» Your objective
Search the material for the word "color" and report each line where it turns up.

Figure collection entries:

--- start ---

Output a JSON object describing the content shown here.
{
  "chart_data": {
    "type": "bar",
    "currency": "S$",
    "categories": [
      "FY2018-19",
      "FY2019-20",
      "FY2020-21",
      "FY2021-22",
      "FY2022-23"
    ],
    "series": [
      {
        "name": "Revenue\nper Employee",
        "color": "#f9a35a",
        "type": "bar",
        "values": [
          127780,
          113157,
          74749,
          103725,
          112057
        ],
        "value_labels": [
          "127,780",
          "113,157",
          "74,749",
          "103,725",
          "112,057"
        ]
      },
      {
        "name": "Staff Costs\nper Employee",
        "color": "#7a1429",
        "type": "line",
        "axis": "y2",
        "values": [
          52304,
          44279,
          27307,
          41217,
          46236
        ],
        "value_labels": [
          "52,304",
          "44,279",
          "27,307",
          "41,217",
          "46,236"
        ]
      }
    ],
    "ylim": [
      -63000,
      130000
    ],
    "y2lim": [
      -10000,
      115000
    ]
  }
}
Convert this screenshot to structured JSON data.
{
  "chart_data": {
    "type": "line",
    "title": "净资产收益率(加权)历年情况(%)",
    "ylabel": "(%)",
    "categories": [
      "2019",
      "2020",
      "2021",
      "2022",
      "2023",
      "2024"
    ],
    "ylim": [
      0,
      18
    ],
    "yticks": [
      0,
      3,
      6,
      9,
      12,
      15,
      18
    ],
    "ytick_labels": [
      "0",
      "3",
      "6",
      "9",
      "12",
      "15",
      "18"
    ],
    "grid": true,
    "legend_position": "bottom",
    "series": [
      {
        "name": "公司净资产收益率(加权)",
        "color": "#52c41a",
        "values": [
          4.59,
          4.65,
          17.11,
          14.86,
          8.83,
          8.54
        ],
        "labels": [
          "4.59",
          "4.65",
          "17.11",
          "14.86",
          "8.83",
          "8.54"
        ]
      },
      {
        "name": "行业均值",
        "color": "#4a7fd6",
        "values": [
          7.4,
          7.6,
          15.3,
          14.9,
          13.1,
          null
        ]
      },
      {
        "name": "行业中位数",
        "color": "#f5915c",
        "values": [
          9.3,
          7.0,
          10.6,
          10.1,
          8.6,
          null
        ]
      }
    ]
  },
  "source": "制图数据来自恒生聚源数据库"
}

--- end ---

» The answer
        "color": "#f9a35a",
        "color": "#7a1429",
        "color": "#52c41a",
        "color": "#4a7fd6",
        "color": "#f5915c",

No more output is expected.